+++ DATASET

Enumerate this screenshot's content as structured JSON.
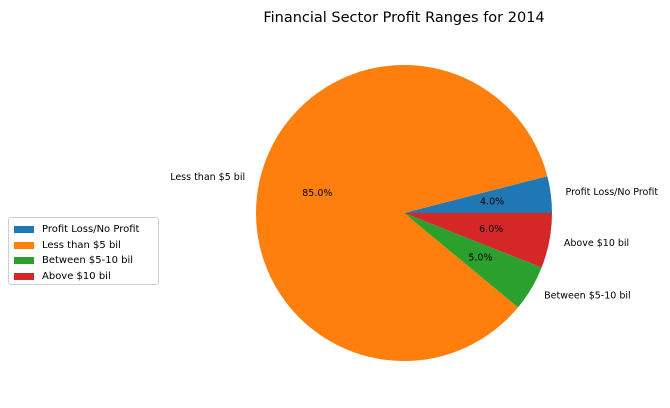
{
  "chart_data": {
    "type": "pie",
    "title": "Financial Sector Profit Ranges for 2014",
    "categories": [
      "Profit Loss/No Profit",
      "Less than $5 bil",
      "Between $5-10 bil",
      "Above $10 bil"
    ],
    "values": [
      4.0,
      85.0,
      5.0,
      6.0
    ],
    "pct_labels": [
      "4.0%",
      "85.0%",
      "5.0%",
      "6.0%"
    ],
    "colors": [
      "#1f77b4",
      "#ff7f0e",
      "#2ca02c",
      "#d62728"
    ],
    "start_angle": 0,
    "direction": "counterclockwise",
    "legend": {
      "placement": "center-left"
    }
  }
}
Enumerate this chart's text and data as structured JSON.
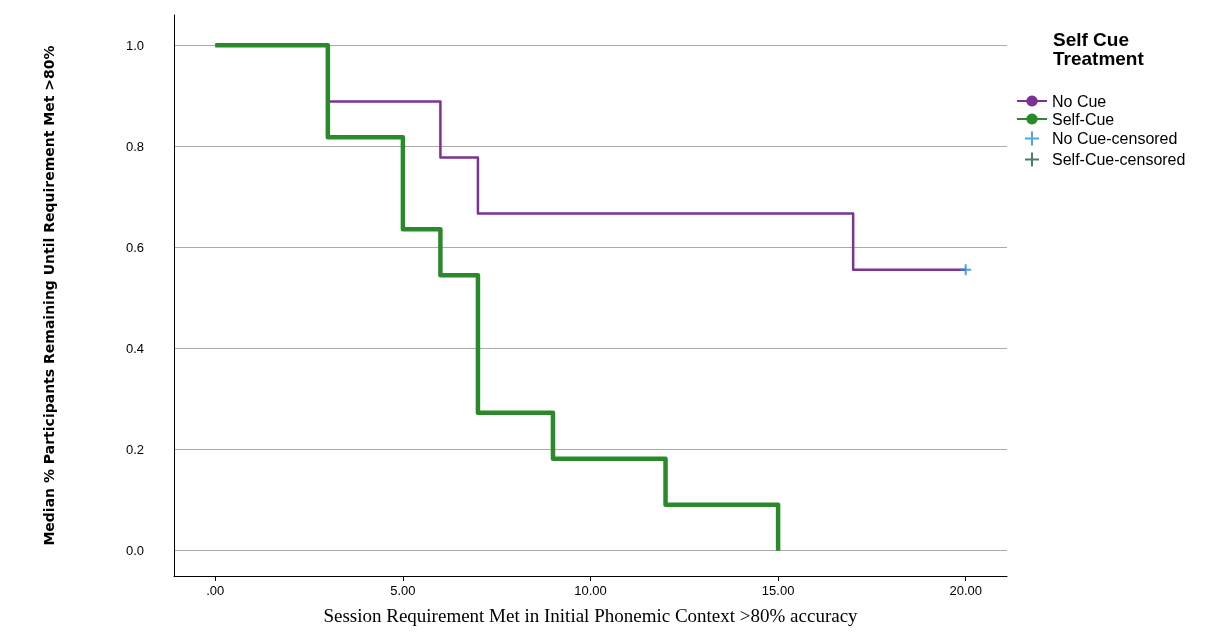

++++++
+++ DATASET

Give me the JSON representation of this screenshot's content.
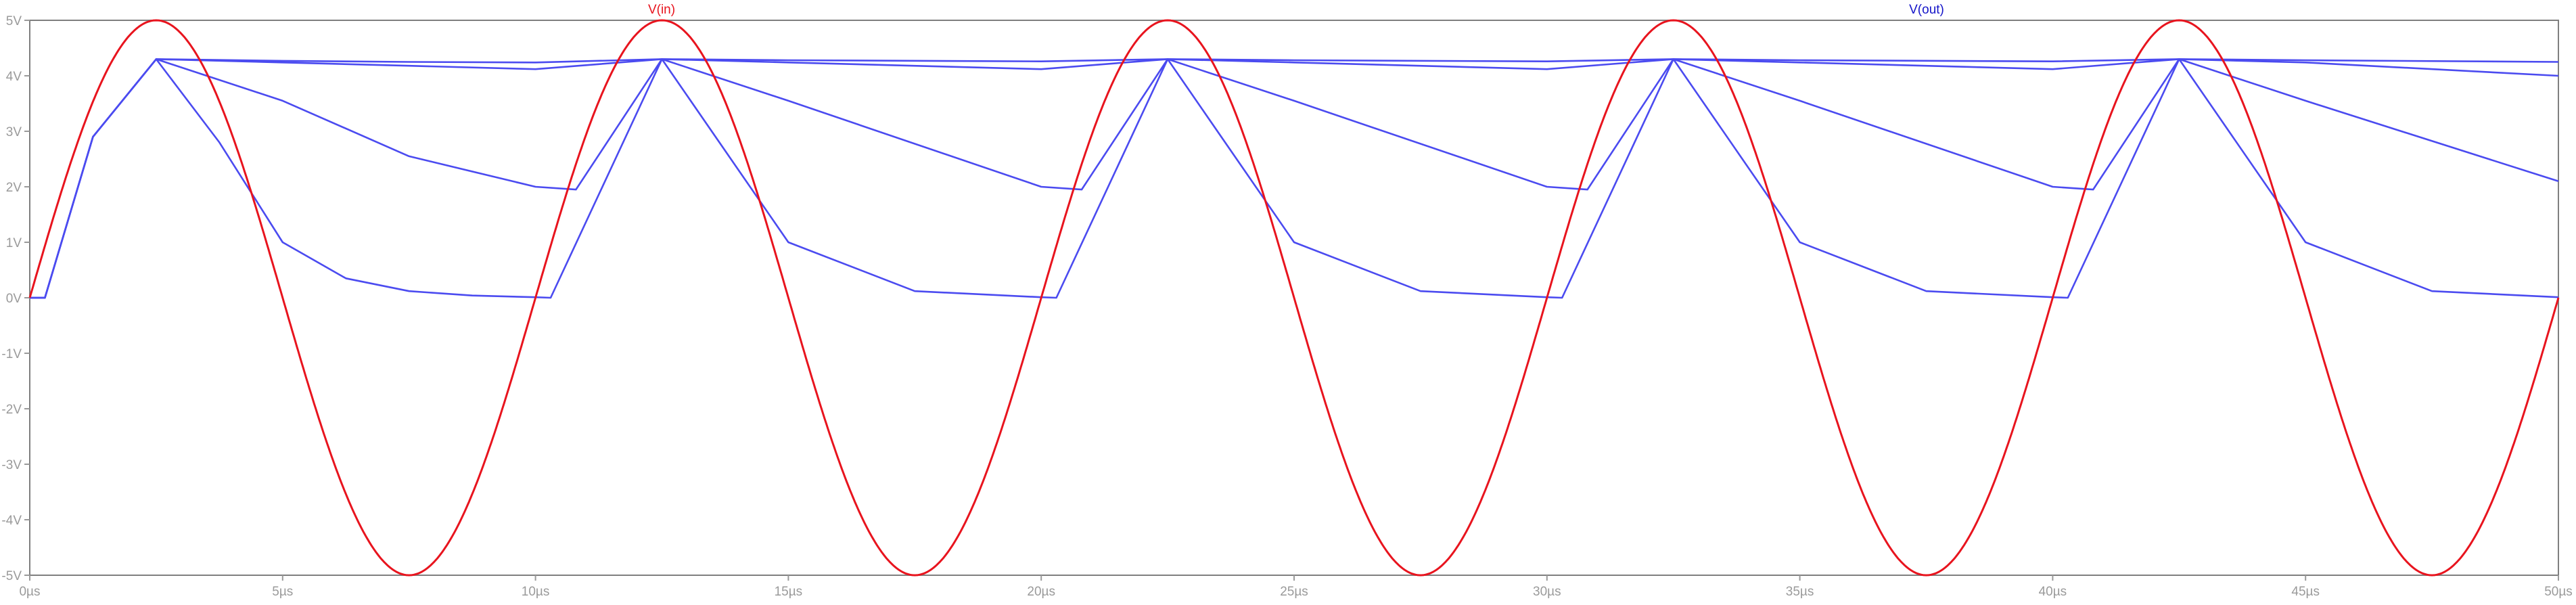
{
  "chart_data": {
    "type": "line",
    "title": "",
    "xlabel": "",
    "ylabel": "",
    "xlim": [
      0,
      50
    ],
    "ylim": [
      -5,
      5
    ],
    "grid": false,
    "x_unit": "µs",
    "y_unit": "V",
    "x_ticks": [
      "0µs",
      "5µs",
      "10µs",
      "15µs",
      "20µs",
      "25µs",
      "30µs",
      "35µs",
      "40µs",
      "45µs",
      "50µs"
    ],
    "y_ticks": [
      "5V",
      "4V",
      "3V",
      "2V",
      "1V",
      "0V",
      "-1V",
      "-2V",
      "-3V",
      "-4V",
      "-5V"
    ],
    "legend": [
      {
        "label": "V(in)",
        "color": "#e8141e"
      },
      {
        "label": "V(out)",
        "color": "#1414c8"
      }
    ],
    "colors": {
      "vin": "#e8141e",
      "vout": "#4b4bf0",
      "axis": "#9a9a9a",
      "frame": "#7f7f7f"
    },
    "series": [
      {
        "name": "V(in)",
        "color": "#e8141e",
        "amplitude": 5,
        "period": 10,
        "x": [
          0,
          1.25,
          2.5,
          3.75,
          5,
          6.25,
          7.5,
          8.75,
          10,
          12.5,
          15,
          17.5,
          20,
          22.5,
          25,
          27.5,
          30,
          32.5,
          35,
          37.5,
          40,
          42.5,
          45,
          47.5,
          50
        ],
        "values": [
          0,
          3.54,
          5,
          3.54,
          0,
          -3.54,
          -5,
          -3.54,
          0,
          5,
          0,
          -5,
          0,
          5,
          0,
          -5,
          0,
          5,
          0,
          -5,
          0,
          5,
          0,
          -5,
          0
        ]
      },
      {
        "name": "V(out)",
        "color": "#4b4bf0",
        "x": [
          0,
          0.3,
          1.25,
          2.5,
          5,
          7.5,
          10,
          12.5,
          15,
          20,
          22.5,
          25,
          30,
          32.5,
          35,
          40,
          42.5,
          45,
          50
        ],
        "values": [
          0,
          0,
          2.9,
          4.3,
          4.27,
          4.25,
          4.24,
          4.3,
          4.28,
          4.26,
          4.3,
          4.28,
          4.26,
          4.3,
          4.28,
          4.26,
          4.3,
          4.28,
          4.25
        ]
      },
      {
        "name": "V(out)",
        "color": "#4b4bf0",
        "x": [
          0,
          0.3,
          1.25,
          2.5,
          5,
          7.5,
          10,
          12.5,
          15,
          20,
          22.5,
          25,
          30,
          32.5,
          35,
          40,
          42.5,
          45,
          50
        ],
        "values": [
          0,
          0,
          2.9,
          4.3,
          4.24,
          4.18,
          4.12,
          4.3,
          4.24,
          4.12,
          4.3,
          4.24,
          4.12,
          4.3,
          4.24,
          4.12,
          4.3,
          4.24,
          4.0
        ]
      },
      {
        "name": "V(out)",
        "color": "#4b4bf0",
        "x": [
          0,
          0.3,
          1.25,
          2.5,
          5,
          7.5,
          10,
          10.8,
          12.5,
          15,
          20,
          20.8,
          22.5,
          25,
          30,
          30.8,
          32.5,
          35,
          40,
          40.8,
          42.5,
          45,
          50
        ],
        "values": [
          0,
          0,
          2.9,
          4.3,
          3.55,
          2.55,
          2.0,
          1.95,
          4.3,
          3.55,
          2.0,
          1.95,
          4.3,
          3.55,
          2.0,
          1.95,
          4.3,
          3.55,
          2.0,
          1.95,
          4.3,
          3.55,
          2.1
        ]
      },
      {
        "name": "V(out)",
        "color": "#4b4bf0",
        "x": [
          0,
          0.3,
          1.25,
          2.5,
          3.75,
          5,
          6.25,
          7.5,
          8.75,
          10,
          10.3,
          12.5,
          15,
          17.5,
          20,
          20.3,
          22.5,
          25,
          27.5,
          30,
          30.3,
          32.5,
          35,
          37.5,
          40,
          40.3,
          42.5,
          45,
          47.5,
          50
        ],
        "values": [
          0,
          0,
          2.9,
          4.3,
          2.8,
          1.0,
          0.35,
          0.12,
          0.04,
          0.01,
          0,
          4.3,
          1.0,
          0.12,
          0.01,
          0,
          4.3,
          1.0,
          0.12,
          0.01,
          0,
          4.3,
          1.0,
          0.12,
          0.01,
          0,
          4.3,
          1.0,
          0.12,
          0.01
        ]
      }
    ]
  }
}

++++++

▶ [YOUR INSTRUCTIONS]
Copy the part that starts at the line with "Enumerate this screenshot's" and finishes at the line with "Enumerate this chart's", both included, and nothing more. Pictures are left out.

▶ [RESPONSE TO THE TASK]
Enumerate this screenshot's content as structured JSON.
{
  "chart_data": {
    "type": "pie",
    "title": "Financial Sector Profit Ranges for 2014",
    "categories": [
      "Profit Loss/No Profit",
      "Less than $5 bil",
      "Between $5-10 bil",
      "Above $10 bil"
    ],
    "values": [
      4.0,
      85.0,
      5.0,
      6.0
    ],
    "pct_labels": [
      "4.0%",
      "85.0%",
      "5.0%",
      "6.0%"
    ],
    "colors": [
      "#1f77b4",
      "#ff7f0e",
      "#2ca02c",
      "#d62728"
    ],
    "start_angle": 0,
    "direction": "counterclockwise",
    "legend": {
      "placement": "center-left"
    }
  }
}
Enumerate this chart's text and data as structured JSON.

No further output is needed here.